- SET PROBLEM -
Exactly as written, retype the listing below, omitting the pictures.
━━━ DATA ROWS ━━━
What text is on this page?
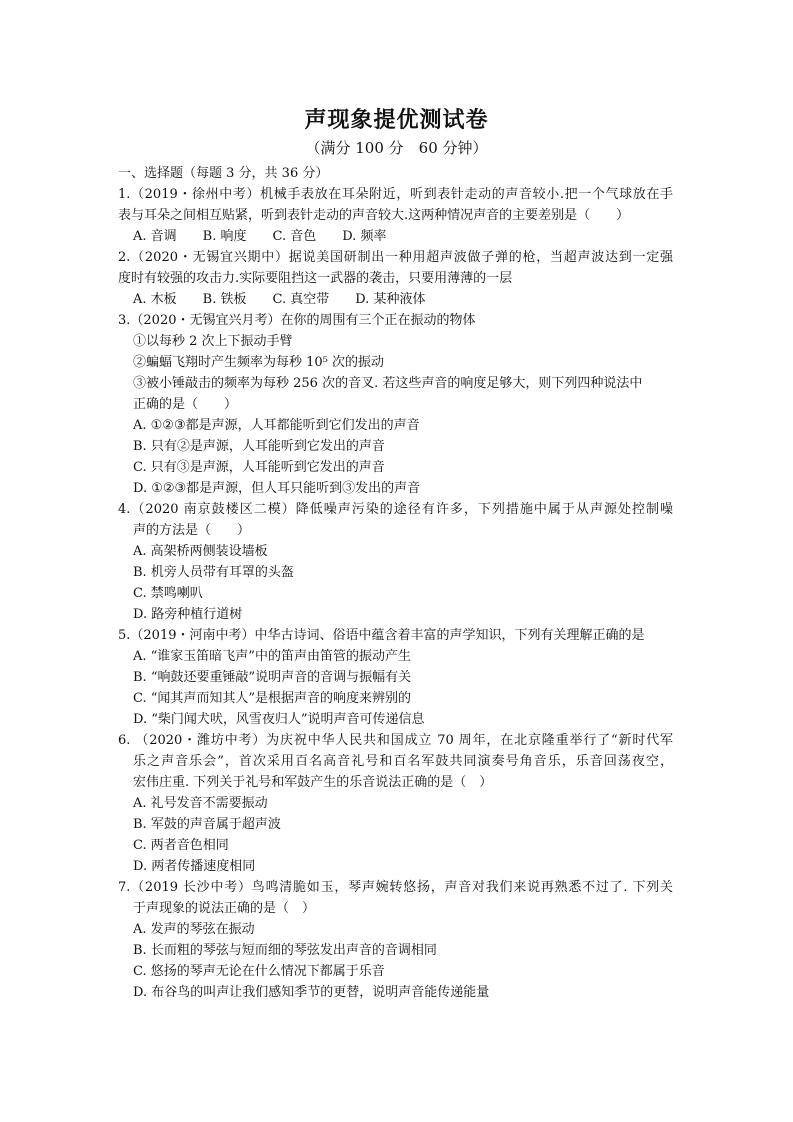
声现象提优测试卷
（满分 100 分　60 分钟）
一、选择题（每题 3 分，共 36 分）
1.（2019・徐州中考）机械手表放在耳朵附近，听到表针走动的声音较小.把一个气球放在手
表与耳朵之间相互贴紧，听到表针走动的声音较大.这两种情况声音的主要差别是（　　）
A. 音调　　B. 响度　　C. 音色　　D. 频率
2.（2020・无锡宜兴期中）据说美国研制出一种用超声波做子弹的枪，当超声波达到一定强
度时有较强的攻击力.实际要阻挡这一武器的袭击，只要用薄薄的一层
A. 木板　　B. 铁板　　C. 真空带　　D. 某种液体
3.（2020・无锡宜兴月考）在你的周围有三个正在振动的物体
①以每秒 2 次上下振动手臂
②蝙蝠飞翔时产生频率为每秒 10⁵ 次的振动
③被小锤敲击的频率为每秒 256 次的音叉. 若这些声音的响度足够大，则下列四种说法中
正确的是（　　）
A. ①②③都是声源，人耳都能听到它们发出的声音
B. 只有②是声源，人耳能听到它发出的声音
C. 只有③是声源，人耳能听到它发出的声音
D. ①②③都是声源，但人耳只能听到③发出的声音
4.（2020 南京鼓楼区二模）降低噪声污染的途径有许多，下列措施中属于从声源处控制噪
声的方法是（　　）
A. 高架桥两侧装设墙板
B. 机旁人员带有耳罩的头盔
C. 禁鸣喇叭
D. 路旁种植行道树
5.（2019・河南中考）中华古诗词、俗语中蕴含着丰富的声学知识，下列有关理解正确的是
A. “谁家玉笛暗飞声”中的笛声由笛管的振动产生
B. “响鼓还要重锤敲”说明声音的音调与振幅有关
C. “闻其声而知其人”是根据声音的响度来辨别的
D. “柴门闻犬吠，风雪夜归人”说明声音可传递信息
6. （2020・潍坊中考）为庆祝中华人民共和国成立 70 周年，在北京隆重举行了“新时代军
乐之声音乐会”，首次采用百名高音礼号和百名军鼓共同演奏号角音乐，乐音回荡夜空，
宏伟庄重. 下列关于礼号和军鼓产生的乐音说法正确的是（　）
A. 礼号发音不需要振动
B. 军鼓的声音属于超声波
C. 两者音色相同
D. 两者传播速度相同
7.（2019 长沙中考）鸟鸣清脆如玉，琴声婉转悠扬，声音对我们来说再熟悉不过了. 下列关
于声现象的说法正确的是（　）
A. 发声的琴弦在振动
B. 长而粗的琴弦与短而细的琴弦发出声音的音调相同
C. 悠扬的琴声无论在什么情况下都属于乐音
D. 布谷鸟的叫声让我们感知季节的更替，说明声音能传递能量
━━━
- CORRECT ANSWER -
What text is on this page?
声现象提优测试卷
（满分 100 分　60 分钟）
一、选择题（每题 3 分，共 36 分）
1.（2019・徐州中考）机械手表放在耳朵附近，听到表针走动的声音较小.把一个气球放在手
表与耳朵之间相互贴紧，听到表针走动的声音较大.这两种情况声音的主要差别是（　　）
A. 音调　　B. 响度　　C. 音色　　D. 频率
2.（2020・无锡宜兴期中）据说美国研制出一种用超声波做子弹的枪，当超声波达到一定强
度时有较强的攻击力.实际要阻挡这一武器的袭击，只要用薄薄的一层
A. 木板　　B. 铁板　　C. 真空带　　D. 某种液体
3.（2020・无锡宜兴月考）在你的周围有三个正在振动的物体
①以每秒 2 次上下振动手臂
②蝙蝠飞翔时产生频率为每秒 10⁵ 次的振动
③被小锤敲击的频率为每秒 256 次的音叉. 若这些声音的响度足够大，则下列四种说法中
正确的是（　　）
A. ①②③都是声源，人耳都能听到它们发出的声音
B. 只有②是声源，人耳能听到它发出的声音
C. 只有③是声源，人耳能听到它发出的声音
D. ①②③都是声源，但人耳只能听到③发出的声音
4.（2020 南京鼓楼区二模）降低噪声污染的途径有许多，下列措施中属于从声源处控制噪
声的方法是（　　）
A. 高架桥两侧装设墙板
B. 机旁人员带有耳罩的头盔
C. 禁鸣喇叭
D. 路旁种植行道树
5.（2019・河南中考）中华古诗词、俗语中蕴含着丰富的声学知识，下列有关理解正确的是
A. “谁家玉笛暗飞声”中的笛声由笛管的振动产生
B. “响鼓还要重锤敲”说明声音的音调与振幅有关
C. “闻其声而知其人”是根据声音的响度来辨别的
D. “柴门闻犬吠，风雪夜归人”说明声音可传递信息
6. （2020・潍坊中考）为庆祝中华人民共和国成立 70 周年，在北京隆重举行了“新时代军
乐之声音乐会”，首次采用百名高音礼号和百名军鼓共同演奏号角音乐，乐音回荡夜空，
宏伟庄重. 下列关于礼号和军鼓产生的乐音说法正确的是（　）
A. 礼号发音不需要振动
B. 军鼓的声音属于超声波
C. 两者音色相同
D. 两者传播速度相同
7.（2019 长沙中考）鸟鸣清脆如玉，琴声婉转悠扬，声音对我们来说再熟悉不过了. 下列关
于声现象的说法正确的是（　）
A. 发声的琴弦在振动
B. 长而粗的琴弦与短而细的琴弦发出声音的音调相同
C. 悠扬的琴声无论在什么情况下都属于乐音
D. 布谷鸟的叫声让我们感知季节的更替，说明声音能传递能量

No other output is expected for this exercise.